### Exercise data ###

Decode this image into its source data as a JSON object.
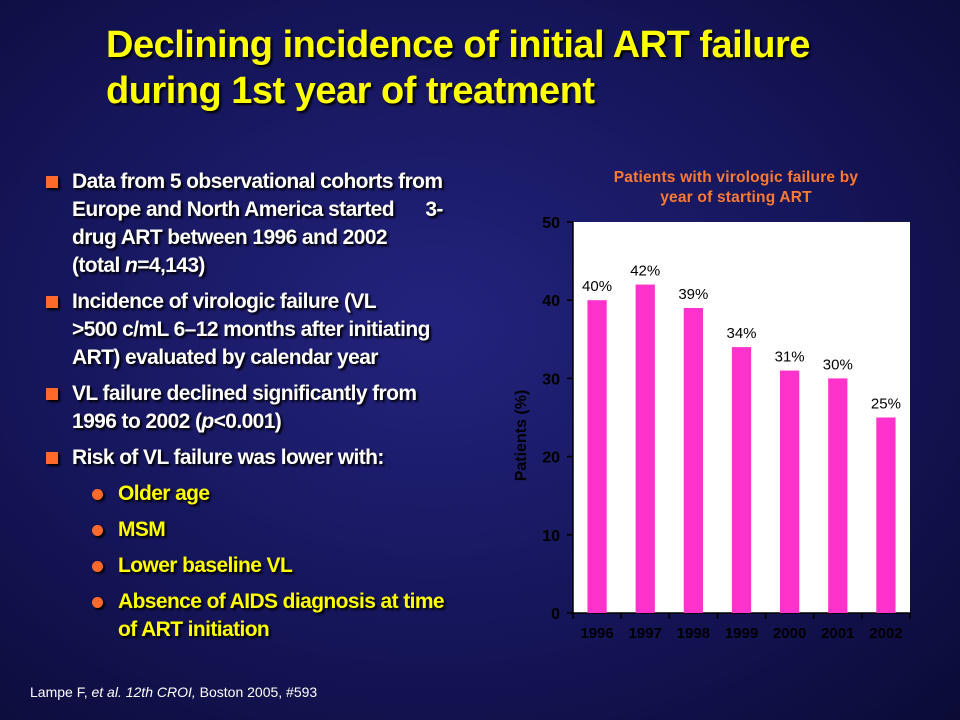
{
  "slide": {
    "title_line1": "Declining incidence of initial ART failure",
    "title_line2": "during 1st year of treatment"
  },
  "bullets": [
    {
      "line1": "Data from 5 observational cohorts from",
      "line2": "Europe and North America started      3-",
      "line3": "drug ART between 1996 and 2002",
      "line4_pre": "(total ",
      "line4_em": "n",
      "line4_post": "=4,143)"
    },
    {
      "line1": "Incidence of virologic failure (VL",
      "line2": ">500 c/mL 6–12 months after initiating",
      "line3": "ART) evaluated by calendar year"
    },
    {
      "line1": "VL failure declined significantly from",
      "line2_pre": "1996 to 2002 (",
      "line2_em": "p",
      "line2_post": "<0.001)"
    },
    {
      "line1": "Risk of VL failure was lower with:"
    }
  ],
  "sub_bullets": [
    {
      "line1": "Older age"
    },
    {
      "line1": "MSM"
    },
    {
      "line1": "Lower baseline VL"
    },
    {
      "line1": "Absence of AIDS diagnosis at time",
      "line2": "of ART initiation"
    }
  ],
  "citation": {
    "authors": "Lampe F, ",
    "etal": "et al. 12th CROI,",
    "rest": " Boston 2005, #593"
  },
  "colors": {
    "title": "#ffff00",
    "bar": "#ff33cc",
    "chart_title": "#ff7a2e",
    "plot_bg": "#ffffff",
    "bullet_marker": "#ff6a2a"
  },
  "chart_data": {
    "type": "bar",
    "title": "Patients with virologic failure by year of starting ART",
    "title_line1": "Patients with virologic failure by",
    "title_line2": "year of starting ART",
    "categories": [
      "1996",
      "1997",
      "1998",
      "1999",
      "2000",
      "2001",
      "2002"
    ],
    "values": [
      40,
      42,
      39,
      34,
      31,
      30,
      25
    ],
    "data_labels": [
      "40%",
      "42%",
      "39%",
      "34%",
      "31%",
      "30%",
      "25%"
    ],
    "xlabel": "",
    "ylabel": "Patients (%)",
    "ylim": [
      0,
      50
    ],
    "yticks": [
      0,
      10,
      20,
      30,
      40,
      50
    ],
    "grid": false,
    "legend": "none"
  }
}
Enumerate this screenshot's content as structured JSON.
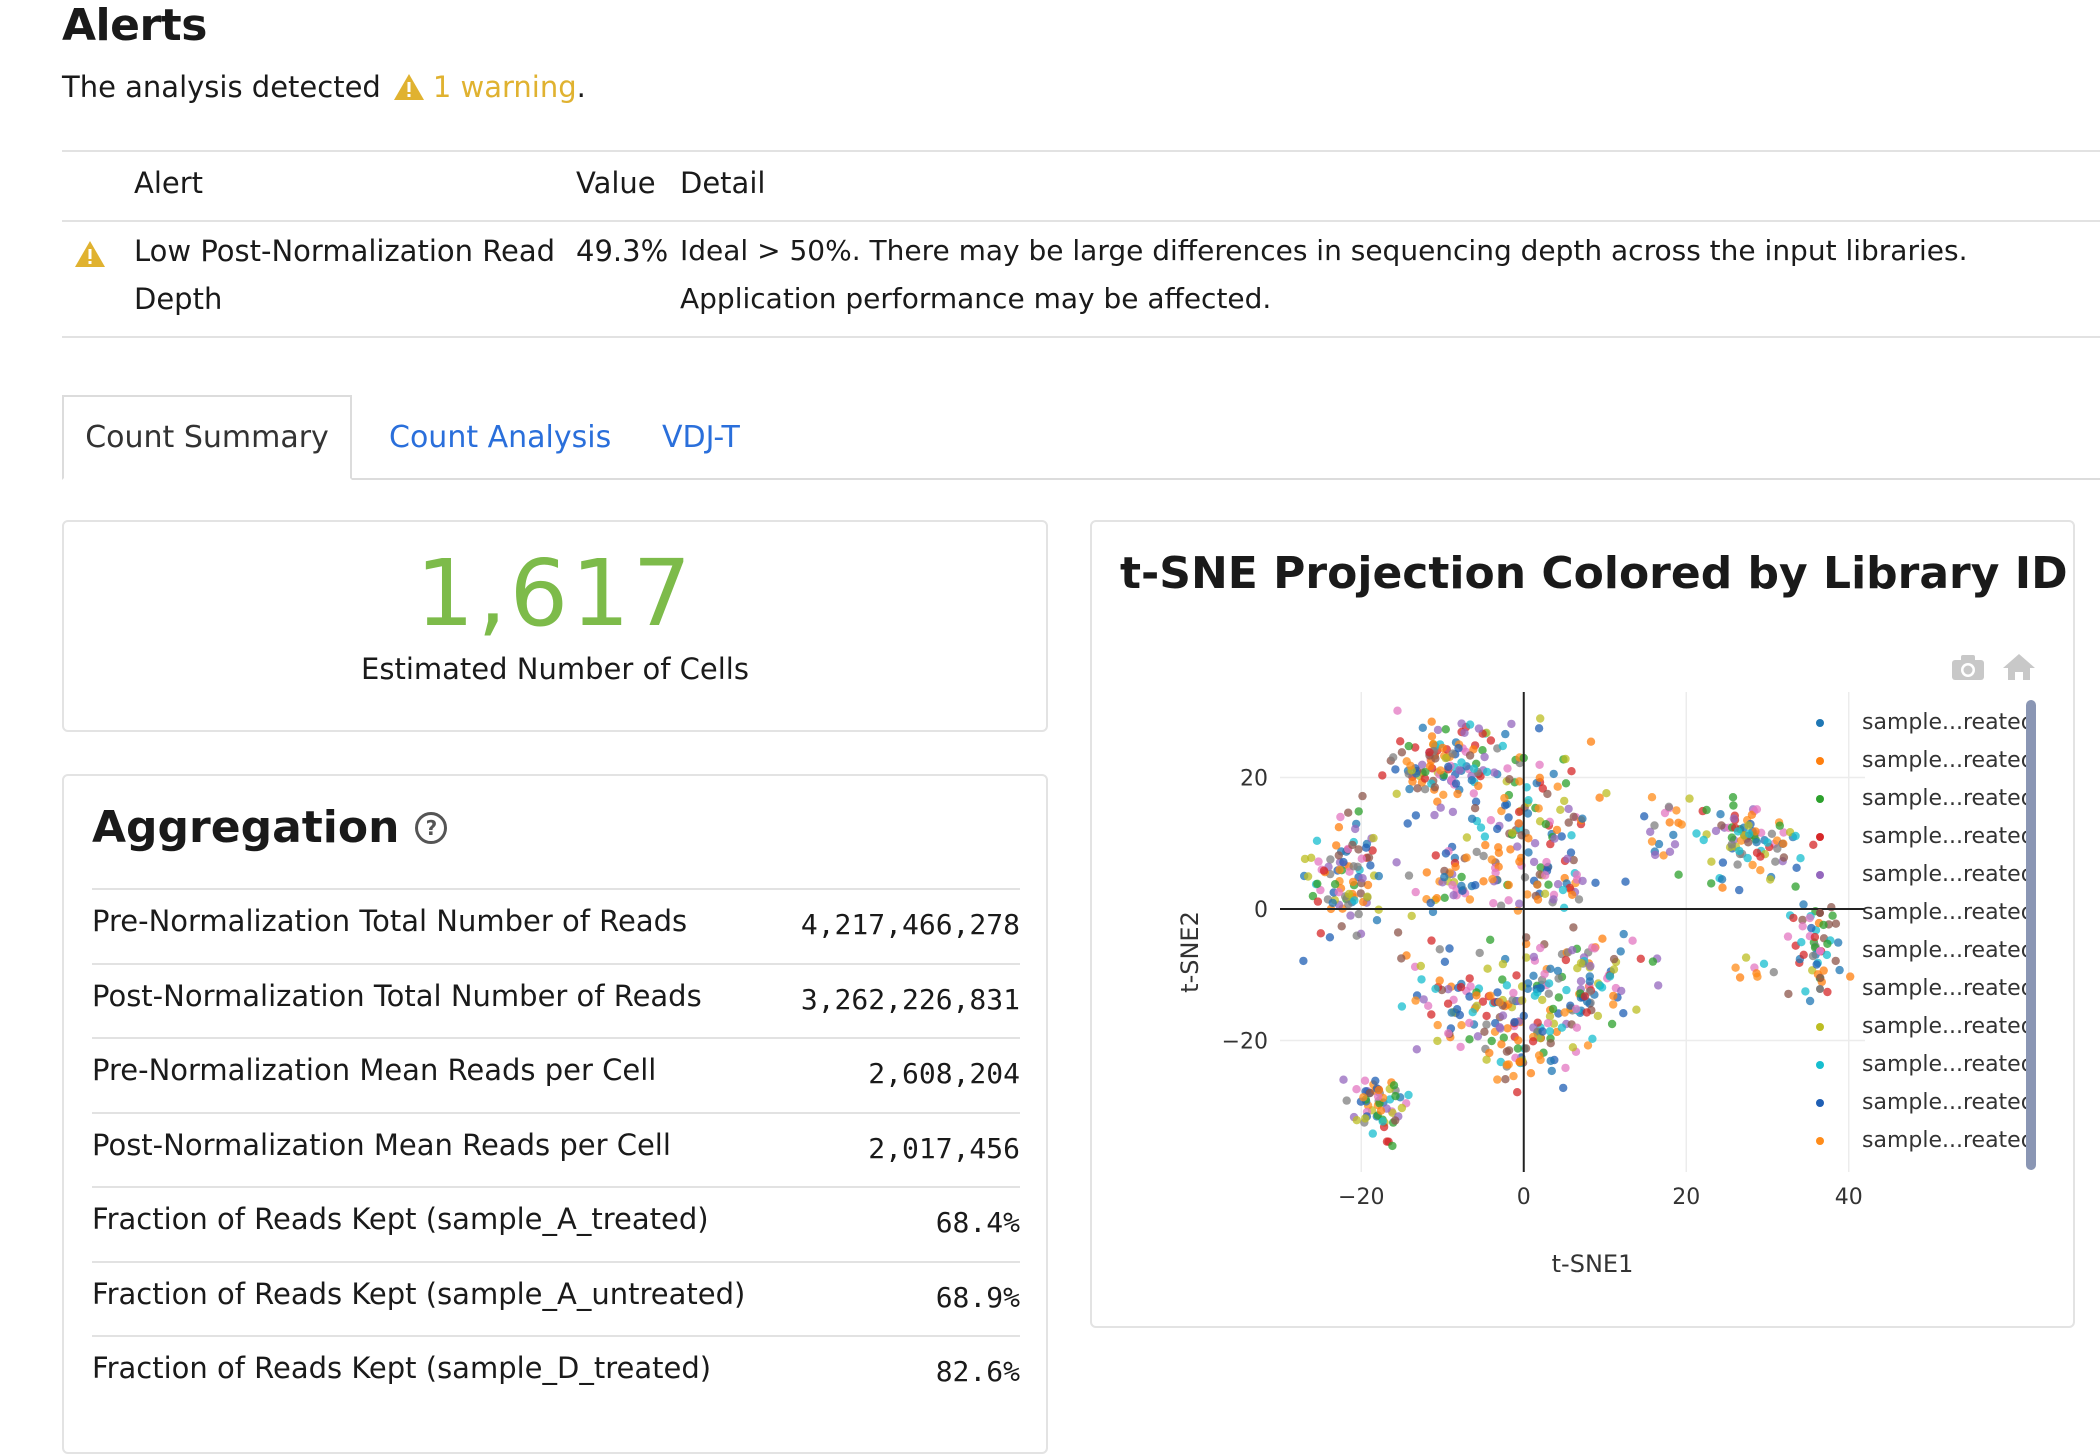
{
  "alerts": {
    "title": "Alerts",
    "subtitle_prefix": "The analysis detected",
    "warning_link": "1 warning",
    "subtitle_suffix": ".",
    "columns": {
      "alert": "Alert",
      "value": "Value",
      "detail": "Detail"
    },
    "rows": [
      {
        "alert_line1": "Low Post-Normalization Read",
        "alert_line2": "Depth",
        "value": "49.3%",
        "detail_line1": "Ideal > 50%. There may be large differences in sequencing depth across the input libraries.",
        "detail_line2": "Application performance may be affected."
      }
    ],
    "warning_color": "#e0b230"
  },
  "tabs": [
    {
      "label": "Count Summary",
      "active": true
    },
    {
      "label": "Count Analysis",
      "active": false
    },
    {
      "label": "VDJ-T",
      "active": false
    }
  ],
  "cells_card": {
    "value": "1,617",
    "label": "Estimated Number of Cells",
    "accent": "#7dbb4a"
  },
  "aggregation": {
    "title": "Aggregation",
    "rows": [
      {
        "label": "Pre-Normalization Total Number of Reads",
        "value": "4,217,466,278"
      },
      {
        "label": "Post-Normalization Total Number of Reads",
        "value": "3,262,226,831"
      },
      {
        "label": "Pre-Normalization Mean Reads per Cell",
        "value": "2,608,204"
      },
      {
        "label": "Post-Normalization Mean Reads per Cell",
        "value": "2,017,456"
      },
      {
        "label": "Fraction of Reads Kept (sample_A_treated)",
        "value": "68.4%"
      },
      {
        "label": "Fraction of Reads Kept (sample_A_untreated)",
        "value": "68.9%"
      },
      {
        "label": "Fraction of Reads Kept (sample_D_treated)",
        "value": "82.6%"
      }
    ]
  },
  "chart_data": {
    "type": "scatter",
    "title": "t-SNE Projection Colored by Library ID",
    "xlabel": "t-SNE1",
    "ylabel": "t-SNE2",
    "xlim": [
      -30,
      42
    ],
    "ylim": [
      -40,
      33
    ],
    "xticks": [
      -20,
      0,
      20,
      40
    ],
    "yticks": [
      -20,
      0,
      20
    ],
    "xtick_labels": [
      "−20",
      "0",
      "20",
      "40"
    ],
    "ytick_labels": [
      "−20",
      "0",
      "20"
    ],
    "grid": true,
    "legend_position": "right",
    "legend_entries": [
      "sample...reated",
      "sample...reated",
      "sample...reated",
      "sample...reated",
      "sample...reated",
      "sample...reated",
      "sample...reated",
      "sample...reated",
      "sample...reated",
      "sample...reated",
      "sample...reated",
      "sample...reated"
    ],
    "colors": [
      "#1f77b4",
      "#ff7f0e",
      "#2ca02c",
      "#d62728",
      "#9467bd",
      "#8c564b",
      "#e377c2",
      "#7f7f7f",
      "#bcbd22",
      "#17becf",
      "#1f5fb4",
      "#ff8c1a"
    ],
    "clusters": [
      {
        "cx": -10,
        "cy": 22,
        "sx": 4.5,
        "sy": 4,
        "n": 120
      },
      {
        "cx": -22,
        "cy": 6,
        "sx": 3,
        "sy": 6,
        "n": 100
      },
      {
        "cx": 0,
        "cy": 14,
        "sx": 5,
        "sy": 7,
        "n": 110
      },
      {
        "cx": -8,
        "cy": 5,
        "sx": 4,
        "sy": 3,
        "n": 50
      },
      {
        "cx": 4,
        "cy": 4,
        "sx": 4,
        "sy": 3,
        "n": 40
      },
      {
        "cx": -5,
        "cy": -15,
        "sx": 6,
        "sy": 5,
        "n": 120
      },
      {
        "cx": 7,
        "cy": -12,
        "sx": 5,
        "sy": 5,
        "n": 110
      },
      {
        "cx": 0,
        "cy": -22,
        "sx": 3,
        "sy": 3,
        "n": 40
      },
      {
        "cx": -18,
        "cy": -30,
        "sx": 2,
        "sy": 3,
        "n": 60
      },
      {
        "cx": 28,
        "cy": 10,
        "sx": 4,
        "sy": 4,
        "n": 90
      },
      {
        "cx": 18,
        "cy": 12,
        "sx": 2,
        "sy": 3,
        "n": 20
      },
      {
        "cx": 36,
        "cy": -6,
        "sx": 2,
        "sy": 5,
        "n": 50
      },
      {
        "cx": 28,
        "cy": -8,
        "sx": 1.5,
        "sy": 2,
        "n": 8
      }
    ]
  }
}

###

Would you restate the records above word for word and exclude the pictures?

Your response
Decode this image into its source data as a JSON object.
{
  "slide": {
    "title_line1": "Declining incidence of initial ART failure",
    "title_line2": "during 1st year of treatment"
  },
  "bullets": [
    {
      "line1": "Data from 5 observational cohorts from",
      "line2": "Europe and North America started      3-",
      "line3": "drug ART between 1996 and 2002",
      "line4_pre": "(total ",
      "line4_em": "n",
      "line4_post": "=4,143)"
    },
    {
      "line1": "Incidence of virologic failure (VL",
      "line2": ">500 c/mL 6–12 months after initiating",
      "line3": "ART) evaluated by calendar year"
    },
    {
      "line1": "VL failure declined significantly from",
      "line2_pre": "1996 to 2002 (",
      "line2_em": "p",
      "line2_post": "<0.001)"
    },
    {
      "line1": "Risk of VL failure was lower with:"
    }
  ],
  "sub_bullets": [
    {
      "line1": "Older age"
    },
    {
      "line1": "MSM"
    },
    {
      "line1": "Lower baseline VL"
    },
    {
      "line1": "Absence of AIDS diagnosis at time",
      "line2": "of ART initiation"
    }
  ],
  "citation": {
    "authors": "Lampe F, ",
    "etal": "et al. 12th CROI,",
    "rest": " Boston 2005, #593"
  },
  "colors": {
    "title": "#ffff00",
    "bar": "#ff33cc",
    "chart_title": "#ff7a2e",
    "plot_bg": "#ffffff",
    "bullet_marker": "#ff6a2a"
  },
  "chart_data": {
    "type": "bar",
    "title": "Patients with virologic failure by year of starting ART",
    "title_line1": "Patients with virologic failure by",
    "title_line2": "year of starting ART",
    "categories": [
      "1996",
      "1997",
      "1998",
      "1999",
      "2000",
      "2001",
      "2002"
    ],
    "values": [
      40,
      42,
      39,
      34,
      31,
      30,
      25
    ],
    "data_labels": [
      "40%",
      "42%",
      "39%",
      "34%",
      "31%",
      "30%",
      "25%"
    ],
    "xlabel": "",
    "ylabel": "Patients (%)",
    "ylim": [
      0,
      50
    ],
    "yticks": [
      0,
      10,
      20,
      30,
      40,
      50
    ],
    "grid": false,
    "legend": "none"
  }
}
Enumerate this screenshot's content as structured JSON.
{
  "alerts": {
    "title": "Alerts",
    "subtitle_prefix": "The analysis detected",
    "warning_link": "1 warning",
    "subtitle_suffix": ".",
    "columns": {
      "alert": "Alert",
      "value": "Value",
      "detail": "Detail"
    },
    "rows": [
      {
        "alert_line1": "Low Post-Normalization Read",
        "alert_line2": "Depth",
        "value": "49.3%",
        "detail_line1": "Ideal > 50%. There may be large differences in sequencing depth across the input libraries.",
        "detail_line2": "Application performance may be affected."
      }
    ],
    "warning_color": "#e0b230"
  },
  "tabs": [
    {
      "label": "Count Summary",
      "active": true
    },
    {
      "label": "Count Analysis",
      "active": false
    },
    {
      "label": "VDJ-T",
      "active": false
    }
  ],
  "cells_card": {
    "value": "1,617",
    "label": "Estimated Number of Cells",
    "accent": "#7dbb4a"
  },
  "aggregation": {
    "title": "Aggregation",
    "rows": [
      {
        "label": "Pre-Normalization Total Number of Reads",
        "value": "4,217,466,278"
      },
      {
        "label": "Post-Normalization Total Number of Reads",
        "value": "3,262,226,831"
      },
      {
        "label": "Pre-Normalization Mean Reads per Cell",
        "value": "2,608,204"
      },
      {
        "label": "Post-Normalization Mean Reads per Cell",
        "value": "2,017,456"
      },
      {
        "label": "Fraction of Reads Kept (sample_A_treated)",
        "value": "68.4%"
      },
      {
        "label": "Fraction of Reads Kept (sample_A_untreated)",
        "value": "68.9%"
      },
      {
        "label": "Fraction of Reads Kept (sample_D_treated)",
        "value": "82.6%"
      }
    ]
  },
  "chart_data": {
    "type": "scatter",
    "title": "t-SNE Projection Colored by Library ID",
    "xlabel": "t-SNE1",
    "ylabel": "t-SNE2",
    "xlim": [
      -30,
      42
    ],
    "ylim": [
      -40,
      33
    ],
    "xticks": [
      -20,
      0,
      20,
      40
    ],
    "yticks": [
      -20,
      0,
      20
    ],
    "xtick_labels": [
      "−20",
      "0",
      "20",
      "40"
    ],
    "ytick_labels": [
      "−20",
      "0",
      "20"
    ],
    "grid": true,
    "legend_position": "right",
    "legend_entries": [
      "sample...reated",
      "sample...reated",
      "sample...reated",
      "sample...reated",
      "sample...reated",
      "sample...reated",
      "sample...reated",
      "sample...reated",
      "sample...reated",
      "sample...reated",
      "sample...reated",
      "sample...reated"
    ],
    "colors": [
      "#1f77b4",
      "#ff7f0e",
      "#2ca02c",
      "#d62728",
      "#9467bd",
      "#8c564b",
      "#e377c2",
      "#7f7f7f",
      "#bcbd22",
      "#17becf",
      "#1f5fb4",
      "#ff8c1a"
    ],
    "clusters": [
      {
        "cx": -10,
        "cy": 22,
        "sx": 4.5,
        "sy": 4,
        "n": 120
      },
      {
        "cx": -22,
        "cy": 6,
        "sx": 3,
        "sy": 6,
        "n": 100
      },
      {
        "cx": 0,
        "cy": 14,
        "sx": 5,
        "sy": 7,
        "n": 110
      },
      {
        "cx": -8,
        "cy": 5,
        "sx": 4,
        "sy": 3,
        "n": 50
      },
      {
        "cx": 4,
        "cy": 4,
        "sx": 4,
        "sy": 3,
        "n": 40
      },
      {
        "cx": -5,
        "cy": -15,
        "sx": 6,
        "sy": 5,
        "n": 120
      },
      {
        "cx": 7,
        "cy": -12,
        "sx": 5,
        "sy": 5,
        "n": 110
      },
      {
        "cx": 0,
        "cy": -22,
        "sx": 3,
        "sy": 3,
        "n": 40
      },
      {
        "cx": -18,
        "cy": -30,
        "sx": 2,
        "sy": 3,
        "n": 60
      },
      {
        "cx": 28,
        "cy": 10,
        "sx": 4,
        "sy": 4,
        "n": 90
      },
      {
        "cx": 18,
        "cy": 12,
        "sx": 2,
        "sy": 3,
        "n": 20
      },
      {
        "cx": 36,
        "cy": -6,
        "sx": 2,
        "sy": 5,
        "n": 50
      },
      {
        "cx": 28,
        "cy": -8,
        "sx": 1.5,
        "sy": 2,
        "n": 8
      }
    ]
  }
}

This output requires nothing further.